→ **Problem description**
Every line of the data that contains the string "캐시미어" must be copied.

→ **Records provided**
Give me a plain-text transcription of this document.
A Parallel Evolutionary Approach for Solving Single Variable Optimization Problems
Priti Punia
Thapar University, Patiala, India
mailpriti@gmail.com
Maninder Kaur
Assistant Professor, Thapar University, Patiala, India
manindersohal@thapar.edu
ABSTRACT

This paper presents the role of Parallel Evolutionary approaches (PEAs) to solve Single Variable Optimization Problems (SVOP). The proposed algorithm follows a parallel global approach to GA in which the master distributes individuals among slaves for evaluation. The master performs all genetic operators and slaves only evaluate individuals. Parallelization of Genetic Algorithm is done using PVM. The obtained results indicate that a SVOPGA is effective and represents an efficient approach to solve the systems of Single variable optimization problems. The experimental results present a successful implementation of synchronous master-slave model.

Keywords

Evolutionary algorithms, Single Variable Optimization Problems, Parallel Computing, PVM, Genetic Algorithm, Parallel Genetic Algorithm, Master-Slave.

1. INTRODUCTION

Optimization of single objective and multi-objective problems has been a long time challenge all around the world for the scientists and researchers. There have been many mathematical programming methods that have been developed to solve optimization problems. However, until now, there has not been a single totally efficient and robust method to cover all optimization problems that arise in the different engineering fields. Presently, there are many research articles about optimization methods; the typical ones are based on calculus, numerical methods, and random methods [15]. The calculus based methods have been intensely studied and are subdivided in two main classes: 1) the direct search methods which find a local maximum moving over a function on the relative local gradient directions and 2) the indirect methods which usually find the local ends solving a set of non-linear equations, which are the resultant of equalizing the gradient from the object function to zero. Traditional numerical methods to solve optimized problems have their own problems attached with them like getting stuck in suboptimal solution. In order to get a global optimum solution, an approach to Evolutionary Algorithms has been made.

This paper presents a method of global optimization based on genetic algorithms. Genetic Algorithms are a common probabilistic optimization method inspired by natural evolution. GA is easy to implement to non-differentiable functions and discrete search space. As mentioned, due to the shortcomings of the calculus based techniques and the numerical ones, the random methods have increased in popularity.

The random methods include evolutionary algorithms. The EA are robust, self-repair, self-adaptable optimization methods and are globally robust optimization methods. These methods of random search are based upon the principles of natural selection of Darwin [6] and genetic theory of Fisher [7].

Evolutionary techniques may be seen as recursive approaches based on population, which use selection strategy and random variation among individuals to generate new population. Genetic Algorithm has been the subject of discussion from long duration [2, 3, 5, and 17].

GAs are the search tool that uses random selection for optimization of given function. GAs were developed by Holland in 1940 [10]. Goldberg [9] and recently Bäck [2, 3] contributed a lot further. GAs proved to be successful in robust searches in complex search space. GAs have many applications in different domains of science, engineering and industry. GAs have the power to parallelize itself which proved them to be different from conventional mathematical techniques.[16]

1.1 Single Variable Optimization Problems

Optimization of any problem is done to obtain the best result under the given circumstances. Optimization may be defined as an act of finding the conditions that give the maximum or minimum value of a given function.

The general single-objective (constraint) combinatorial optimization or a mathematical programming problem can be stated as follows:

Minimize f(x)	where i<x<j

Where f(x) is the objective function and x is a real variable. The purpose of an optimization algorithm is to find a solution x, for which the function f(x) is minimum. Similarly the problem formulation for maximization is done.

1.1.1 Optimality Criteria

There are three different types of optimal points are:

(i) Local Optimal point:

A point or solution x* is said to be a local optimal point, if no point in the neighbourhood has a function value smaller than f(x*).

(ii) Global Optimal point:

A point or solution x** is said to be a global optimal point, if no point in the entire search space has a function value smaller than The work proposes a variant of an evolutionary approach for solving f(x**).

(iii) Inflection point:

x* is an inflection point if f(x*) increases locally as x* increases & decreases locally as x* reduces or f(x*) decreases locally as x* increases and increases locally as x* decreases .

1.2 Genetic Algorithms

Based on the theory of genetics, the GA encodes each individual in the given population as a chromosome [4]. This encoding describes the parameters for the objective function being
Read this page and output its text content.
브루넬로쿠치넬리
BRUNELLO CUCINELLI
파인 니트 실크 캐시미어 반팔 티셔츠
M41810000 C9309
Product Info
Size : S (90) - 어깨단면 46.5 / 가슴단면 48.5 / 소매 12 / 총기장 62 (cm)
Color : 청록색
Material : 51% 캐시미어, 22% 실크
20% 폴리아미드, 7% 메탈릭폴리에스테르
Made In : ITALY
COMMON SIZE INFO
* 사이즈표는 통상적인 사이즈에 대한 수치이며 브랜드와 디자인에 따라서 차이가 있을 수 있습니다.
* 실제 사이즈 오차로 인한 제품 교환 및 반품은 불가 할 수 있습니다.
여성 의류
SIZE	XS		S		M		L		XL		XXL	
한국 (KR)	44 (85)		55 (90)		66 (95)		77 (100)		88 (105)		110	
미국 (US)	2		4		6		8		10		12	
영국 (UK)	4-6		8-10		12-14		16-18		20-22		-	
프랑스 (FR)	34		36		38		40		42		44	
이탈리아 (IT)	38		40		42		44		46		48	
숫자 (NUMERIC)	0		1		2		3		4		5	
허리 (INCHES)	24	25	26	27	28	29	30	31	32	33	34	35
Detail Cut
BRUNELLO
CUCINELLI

→ **Result of this exercise**
파인 니트 실크 캐시미어 반팔 티셔츠
Material : 51% 캐시미어, 22% 실크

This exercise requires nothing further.